Record list:
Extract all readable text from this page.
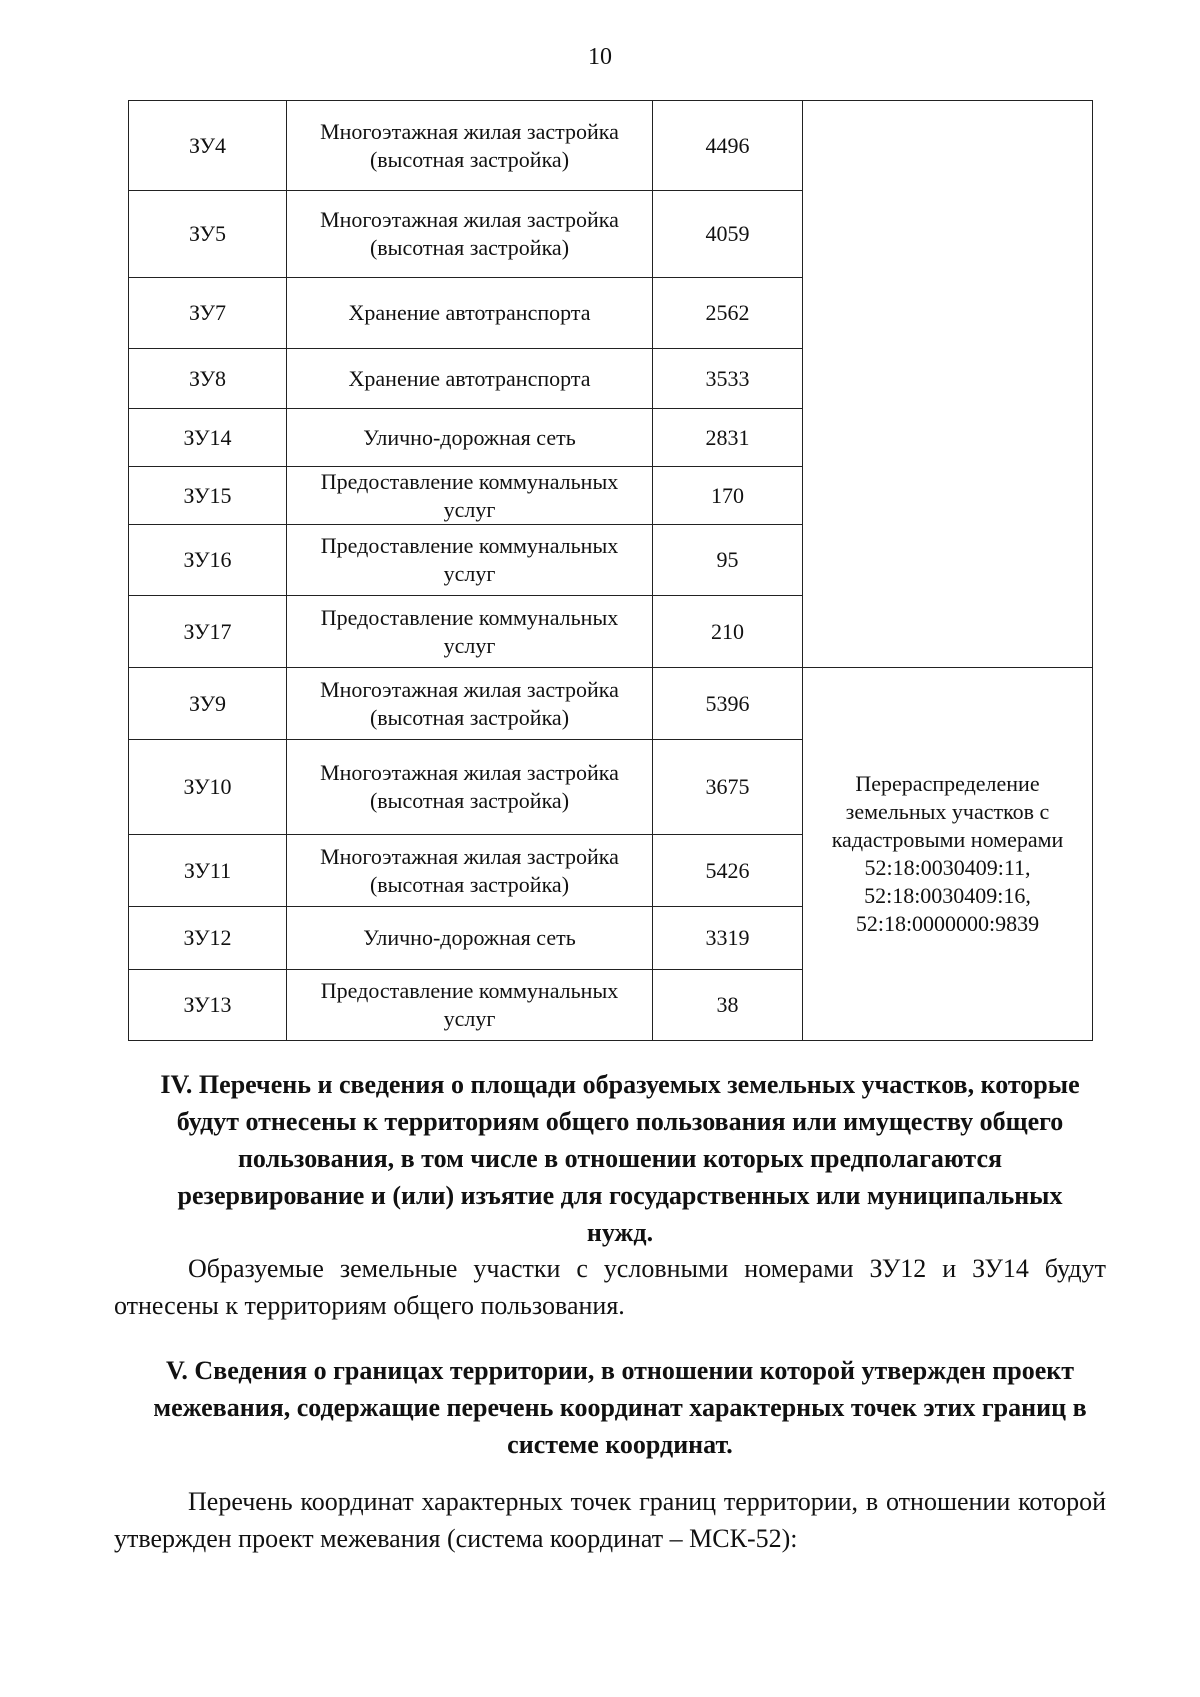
10
ЗУ4	Многоэтажная жилая застройка (высотная застройка)	4496	
ЗУ5	Многоэтажная жилая застройка (высотная застройка)	4059	
ЗУ7	Хранение автотранспорта	2562	
ЗУ8	Хранение автотранспорта	3533	
ЗУ14	Улично-дорожная сеть	2831	
ЗУ15	Предоставление коммунальных услуг	170	
ЗУ16	Предоставление коммунальных услуг	95	
ЗУ17	Предоставление коммунальных услуг	210	
ЗУ9	Многоэтажная жилая застройка (высотная застройка)	5396	Перераспределение земельных участков с кадастровыми номерами 52:18:0030409:11, 52:18:0030409:16, 52:18:0000000:9839
ЗУ10	Многоэтажная жилая застройка (высотная застройка)	3675	
ЗУ11	Многоэтажная жилая застройка (высотная застройка)	5426	
ЗУ12	Улично-дорожная сеть	3319	
ЗУ13	Предоставление коммунальных услуг	38	
IV. Перечень и сведения о площади образуемых земельных участков, которые будут отнесены к территориям общего пользования или имуществу общего пользования, в том числе в отношении которых предполагаются резервирование и (или) изъятие для государственных или муниципальных нужд.
Образуемые земельные участки с условными номерами ЗУ12 и ЗУ14 будут отнесены к территориям общего пользования.
V. Сведения о границах территории, в отношении которой утвержден проект межевания, содержащие перечень координат характерных точек этих границ в системе координат.
Перечень координат характерных точек границ территории, в отношении которой утвержден проект межевания (система координат – МСК-52):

Stated problem: Word for word, quote the full listing, omitting every picture.

Task answer:
Extract all readable text from this page.
10
ЗУ4	Многоэтажная жилая застройка (высотная застройка)	4496	
ЗУ5	Многоэтажная жилая застройка (высотная застройка)	4059	
ЗУ7	Хранение автотранспорта	2562	
ЗУ8	Хранение автотранспорта	3533	
ЗУ14	Улично-дорожная сеть	2831	
ЗУ15	Предоставление коммунальных услуг	170	
ЗУ16	Предоставление коммунальных услуг	95	
ЗУ17	Предоставление коммунальных услуг	210	
ЗУ9	Многоэтажная жилая застройка (высотная застройка)	5396	Перераспределение земельных участков с кадастровыми номерами 52:18:0030409:11, 52:18:0030409:16, 52:18:0000000:9839
ЗУ10	Многоэтажная жилая застройка (высотная застройка)	3675	
ЗУ11	Многоэтажная жилая застройка (высотная застройка)	5426	
ЗУ12	Улично-дорожная сеть	3319	
ЗУ13	Предоставление коммунальных услуг	38	
IV. Перечень и сведения о площади образуемых земельных участков, которые будут отнесены к территориям общего пользования или имуществу общего пользования, в том числе в отношении которых предполагаются резервирование и (или) изъятие для государственных или муниципальных нужд.
Образуемые земельные участки с условными номерами ЗУ12 и ЗУ14 будут отнесены к территориям общего пользования.
V. Сведения о границах территории, в отношении которой утвержден проект межевания, содержащие перечень координат характерных точек этих границ в системе координат.
Перечень координат характерных точек границ территории, в отношении которой утвержден проект межевания (система координат – МСК-52):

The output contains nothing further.